Where the word "horizontal" occurs in a line, return that line.

Rows from a figure dataset:
** Start **
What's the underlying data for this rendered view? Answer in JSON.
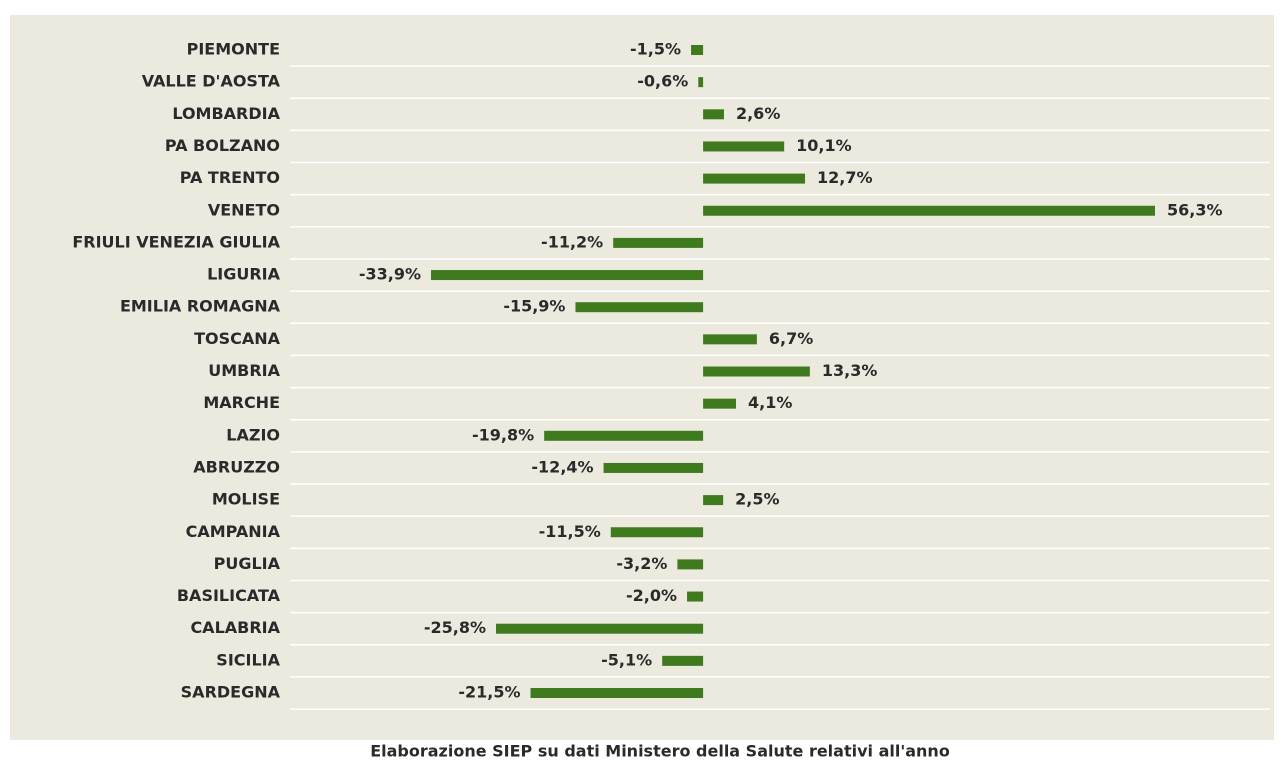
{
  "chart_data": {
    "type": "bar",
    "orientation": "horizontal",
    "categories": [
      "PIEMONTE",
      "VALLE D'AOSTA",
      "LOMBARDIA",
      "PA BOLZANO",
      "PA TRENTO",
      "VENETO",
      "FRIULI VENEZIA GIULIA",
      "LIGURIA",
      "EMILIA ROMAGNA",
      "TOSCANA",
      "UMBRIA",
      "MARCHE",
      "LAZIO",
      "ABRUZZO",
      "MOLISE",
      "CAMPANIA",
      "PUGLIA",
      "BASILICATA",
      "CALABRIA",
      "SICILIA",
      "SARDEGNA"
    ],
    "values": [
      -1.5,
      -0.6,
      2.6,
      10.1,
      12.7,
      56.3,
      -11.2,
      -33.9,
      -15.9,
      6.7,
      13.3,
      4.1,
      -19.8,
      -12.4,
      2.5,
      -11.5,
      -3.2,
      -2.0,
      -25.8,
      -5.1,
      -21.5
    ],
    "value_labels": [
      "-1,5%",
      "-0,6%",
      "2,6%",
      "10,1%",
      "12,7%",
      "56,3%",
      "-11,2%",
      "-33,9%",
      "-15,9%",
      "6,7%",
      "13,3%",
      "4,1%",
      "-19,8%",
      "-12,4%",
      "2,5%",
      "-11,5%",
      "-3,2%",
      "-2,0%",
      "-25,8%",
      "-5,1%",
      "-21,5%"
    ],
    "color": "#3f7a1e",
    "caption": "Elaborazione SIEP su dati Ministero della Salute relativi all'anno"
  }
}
** End **
** Start **
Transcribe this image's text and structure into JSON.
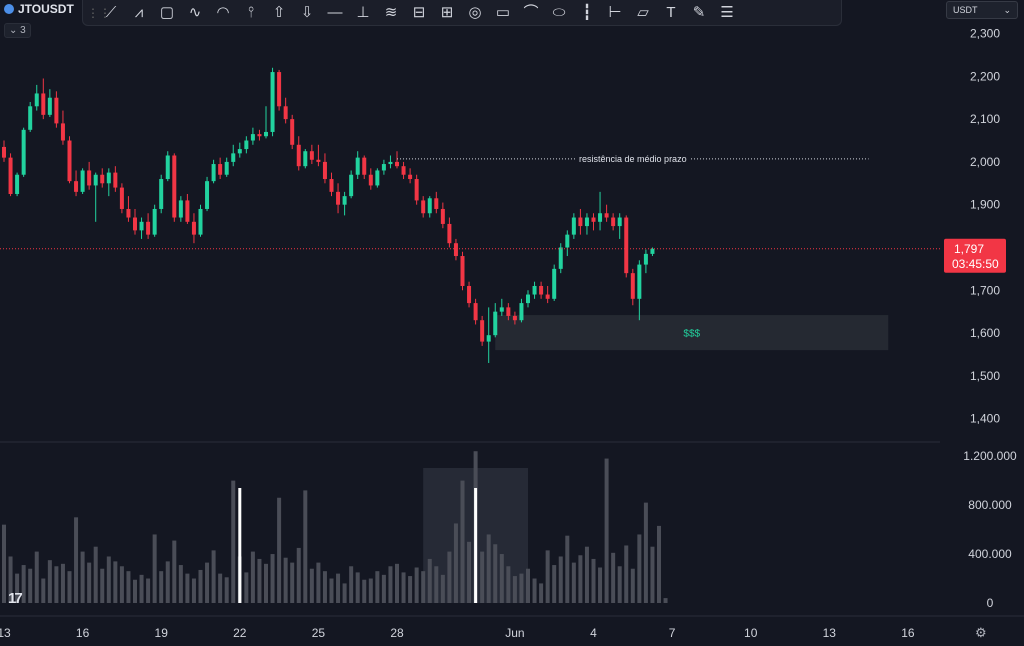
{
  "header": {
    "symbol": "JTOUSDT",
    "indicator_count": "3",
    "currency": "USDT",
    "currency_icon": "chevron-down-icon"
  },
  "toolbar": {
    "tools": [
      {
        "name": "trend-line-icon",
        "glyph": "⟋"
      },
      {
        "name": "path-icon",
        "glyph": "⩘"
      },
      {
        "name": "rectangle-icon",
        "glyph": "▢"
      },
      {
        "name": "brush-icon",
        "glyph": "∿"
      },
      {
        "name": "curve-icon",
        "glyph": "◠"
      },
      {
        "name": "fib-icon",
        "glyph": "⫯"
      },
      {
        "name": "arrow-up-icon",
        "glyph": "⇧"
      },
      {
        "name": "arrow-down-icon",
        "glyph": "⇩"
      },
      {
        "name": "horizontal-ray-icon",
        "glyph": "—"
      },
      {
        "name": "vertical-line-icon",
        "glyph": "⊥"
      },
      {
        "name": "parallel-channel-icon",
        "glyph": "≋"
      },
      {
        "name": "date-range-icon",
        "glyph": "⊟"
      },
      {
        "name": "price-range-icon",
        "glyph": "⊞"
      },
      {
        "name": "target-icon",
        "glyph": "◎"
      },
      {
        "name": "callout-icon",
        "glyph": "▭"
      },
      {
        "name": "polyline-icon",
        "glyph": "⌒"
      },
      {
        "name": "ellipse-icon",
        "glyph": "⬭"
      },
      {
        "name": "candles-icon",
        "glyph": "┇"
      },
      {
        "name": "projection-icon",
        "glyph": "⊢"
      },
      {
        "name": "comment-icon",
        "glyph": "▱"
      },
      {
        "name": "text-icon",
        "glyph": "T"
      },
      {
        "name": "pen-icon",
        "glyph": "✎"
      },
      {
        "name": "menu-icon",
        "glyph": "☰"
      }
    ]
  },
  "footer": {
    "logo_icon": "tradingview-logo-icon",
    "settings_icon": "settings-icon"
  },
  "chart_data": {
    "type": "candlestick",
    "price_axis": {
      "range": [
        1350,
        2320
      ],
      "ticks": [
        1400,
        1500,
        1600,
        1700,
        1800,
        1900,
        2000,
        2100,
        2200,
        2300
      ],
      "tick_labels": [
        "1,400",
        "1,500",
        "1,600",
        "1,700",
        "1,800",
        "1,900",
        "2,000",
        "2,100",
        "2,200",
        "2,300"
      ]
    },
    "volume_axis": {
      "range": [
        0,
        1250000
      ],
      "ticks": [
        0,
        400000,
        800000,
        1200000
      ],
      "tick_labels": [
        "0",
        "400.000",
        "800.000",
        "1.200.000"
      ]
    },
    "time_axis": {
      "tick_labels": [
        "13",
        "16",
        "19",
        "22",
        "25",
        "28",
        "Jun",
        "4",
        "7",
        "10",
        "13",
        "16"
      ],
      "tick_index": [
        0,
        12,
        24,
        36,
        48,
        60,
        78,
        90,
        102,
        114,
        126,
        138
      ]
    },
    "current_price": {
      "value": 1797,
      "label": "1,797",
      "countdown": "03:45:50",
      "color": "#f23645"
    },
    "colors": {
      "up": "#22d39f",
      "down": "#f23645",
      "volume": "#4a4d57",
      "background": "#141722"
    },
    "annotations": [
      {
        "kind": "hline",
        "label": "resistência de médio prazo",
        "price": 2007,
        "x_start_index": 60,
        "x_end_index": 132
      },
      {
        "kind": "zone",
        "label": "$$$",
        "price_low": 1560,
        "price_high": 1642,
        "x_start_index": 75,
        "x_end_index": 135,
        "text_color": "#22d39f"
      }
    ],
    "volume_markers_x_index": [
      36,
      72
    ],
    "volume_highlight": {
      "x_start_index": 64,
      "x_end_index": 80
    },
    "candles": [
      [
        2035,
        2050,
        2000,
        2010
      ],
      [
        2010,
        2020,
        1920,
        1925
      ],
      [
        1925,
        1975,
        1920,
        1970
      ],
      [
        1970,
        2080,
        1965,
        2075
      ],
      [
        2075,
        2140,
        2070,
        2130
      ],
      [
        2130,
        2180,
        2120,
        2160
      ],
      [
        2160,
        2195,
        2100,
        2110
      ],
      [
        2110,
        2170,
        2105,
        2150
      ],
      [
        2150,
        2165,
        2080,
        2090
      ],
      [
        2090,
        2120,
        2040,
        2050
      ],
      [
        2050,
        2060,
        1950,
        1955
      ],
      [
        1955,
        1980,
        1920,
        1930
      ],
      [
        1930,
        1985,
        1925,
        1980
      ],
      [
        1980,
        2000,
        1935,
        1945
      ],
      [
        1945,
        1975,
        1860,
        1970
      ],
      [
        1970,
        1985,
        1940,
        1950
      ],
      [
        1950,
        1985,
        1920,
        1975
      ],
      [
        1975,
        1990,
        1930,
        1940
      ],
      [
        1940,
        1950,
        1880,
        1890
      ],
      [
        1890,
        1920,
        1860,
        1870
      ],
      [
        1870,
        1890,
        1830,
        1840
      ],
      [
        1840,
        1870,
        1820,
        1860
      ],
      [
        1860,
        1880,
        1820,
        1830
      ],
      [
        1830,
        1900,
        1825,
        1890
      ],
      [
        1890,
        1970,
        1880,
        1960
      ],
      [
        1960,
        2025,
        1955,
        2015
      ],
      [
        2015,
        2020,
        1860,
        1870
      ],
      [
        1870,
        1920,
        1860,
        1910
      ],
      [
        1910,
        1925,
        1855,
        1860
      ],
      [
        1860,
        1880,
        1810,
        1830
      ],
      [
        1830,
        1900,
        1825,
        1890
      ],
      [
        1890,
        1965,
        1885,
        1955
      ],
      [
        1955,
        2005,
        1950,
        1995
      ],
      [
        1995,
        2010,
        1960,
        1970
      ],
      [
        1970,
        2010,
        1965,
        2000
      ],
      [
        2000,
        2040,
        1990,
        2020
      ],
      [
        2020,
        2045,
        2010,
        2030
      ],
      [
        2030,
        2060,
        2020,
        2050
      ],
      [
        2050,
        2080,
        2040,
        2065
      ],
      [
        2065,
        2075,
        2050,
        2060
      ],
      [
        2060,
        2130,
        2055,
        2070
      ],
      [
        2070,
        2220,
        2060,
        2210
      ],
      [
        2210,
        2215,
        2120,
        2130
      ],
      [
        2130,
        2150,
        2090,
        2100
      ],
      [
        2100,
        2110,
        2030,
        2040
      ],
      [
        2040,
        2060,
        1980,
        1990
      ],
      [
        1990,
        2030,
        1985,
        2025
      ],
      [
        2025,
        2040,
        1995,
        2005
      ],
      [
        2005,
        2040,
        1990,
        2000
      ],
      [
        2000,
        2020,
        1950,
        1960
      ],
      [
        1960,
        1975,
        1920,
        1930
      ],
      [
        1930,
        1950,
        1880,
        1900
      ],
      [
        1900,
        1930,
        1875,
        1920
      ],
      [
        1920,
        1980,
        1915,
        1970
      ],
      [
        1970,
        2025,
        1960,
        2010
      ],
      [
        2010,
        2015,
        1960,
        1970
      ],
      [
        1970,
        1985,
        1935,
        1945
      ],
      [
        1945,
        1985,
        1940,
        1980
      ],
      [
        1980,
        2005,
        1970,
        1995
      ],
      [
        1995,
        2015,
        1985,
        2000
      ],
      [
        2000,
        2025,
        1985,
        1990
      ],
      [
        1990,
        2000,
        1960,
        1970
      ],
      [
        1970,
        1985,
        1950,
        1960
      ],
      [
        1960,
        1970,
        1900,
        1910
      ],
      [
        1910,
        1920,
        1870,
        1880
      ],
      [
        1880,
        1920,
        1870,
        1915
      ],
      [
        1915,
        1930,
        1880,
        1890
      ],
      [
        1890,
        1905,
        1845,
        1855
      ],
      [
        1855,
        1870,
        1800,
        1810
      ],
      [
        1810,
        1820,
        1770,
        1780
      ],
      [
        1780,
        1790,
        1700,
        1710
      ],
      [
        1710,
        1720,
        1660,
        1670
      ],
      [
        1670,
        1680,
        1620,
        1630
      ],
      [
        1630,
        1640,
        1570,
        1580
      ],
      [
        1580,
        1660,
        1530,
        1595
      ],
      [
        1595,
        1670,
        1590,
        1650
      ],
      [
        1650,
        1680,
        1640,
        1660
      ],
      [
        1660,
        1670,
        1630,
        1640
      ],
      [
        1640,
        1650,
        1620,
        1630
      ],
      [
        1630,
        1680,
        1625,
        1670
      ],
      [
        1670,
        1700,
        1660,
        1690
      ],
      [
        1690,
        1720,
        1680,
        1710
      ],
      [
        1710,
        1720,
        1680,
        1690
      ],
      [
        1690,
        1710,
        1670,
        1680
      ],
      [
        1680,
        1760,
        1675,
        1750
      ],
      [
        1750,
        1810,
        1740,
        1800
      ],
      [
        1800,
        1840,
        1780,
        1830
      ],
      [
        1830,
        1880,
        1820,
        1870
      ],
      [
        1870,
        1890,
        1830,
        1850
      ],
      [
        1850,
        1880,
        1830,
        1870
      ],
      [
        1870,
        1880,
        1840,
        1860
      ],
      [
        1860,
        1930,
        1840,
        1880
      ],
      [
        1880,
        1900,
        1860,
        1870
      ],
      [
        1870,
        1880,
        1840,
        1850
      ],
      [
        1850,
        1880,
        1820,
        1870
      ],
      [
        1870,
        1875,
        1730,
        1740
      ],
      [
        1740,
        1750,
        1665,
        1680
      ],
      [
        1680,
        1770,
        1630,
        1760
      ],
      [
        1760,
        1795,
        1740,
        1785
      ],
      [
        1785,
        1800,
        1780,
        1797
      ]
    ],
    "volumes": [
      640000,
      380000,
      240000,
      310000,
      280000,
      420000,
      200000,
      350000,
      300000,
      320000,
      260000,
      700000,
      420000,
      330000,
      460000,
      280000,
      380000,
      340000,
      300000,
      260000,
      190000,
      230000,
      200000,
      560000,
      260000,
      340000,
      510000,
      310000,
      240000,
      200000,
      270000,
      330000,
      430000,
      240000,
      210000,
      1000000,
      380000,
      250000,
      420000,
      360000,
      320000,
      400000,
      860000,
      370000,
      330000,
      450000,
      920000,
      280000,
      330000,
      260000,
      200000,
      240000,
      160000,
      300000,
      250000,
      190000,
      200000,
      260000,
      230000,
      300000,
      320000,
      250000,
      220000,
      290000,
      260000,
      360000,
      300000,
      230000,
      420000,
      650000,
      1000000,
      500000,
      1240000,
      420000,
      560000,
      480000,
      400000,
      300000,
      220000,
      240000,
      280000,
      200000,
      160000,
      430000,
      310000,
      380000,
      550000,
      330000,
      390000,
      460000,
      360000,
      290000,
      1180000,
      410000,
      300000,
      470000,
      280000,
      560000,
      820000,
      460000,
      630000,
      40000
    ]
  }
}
** End **
* Answer for the task
    "orientation": "horizontal",
        "name": "horizontal-ray-icon",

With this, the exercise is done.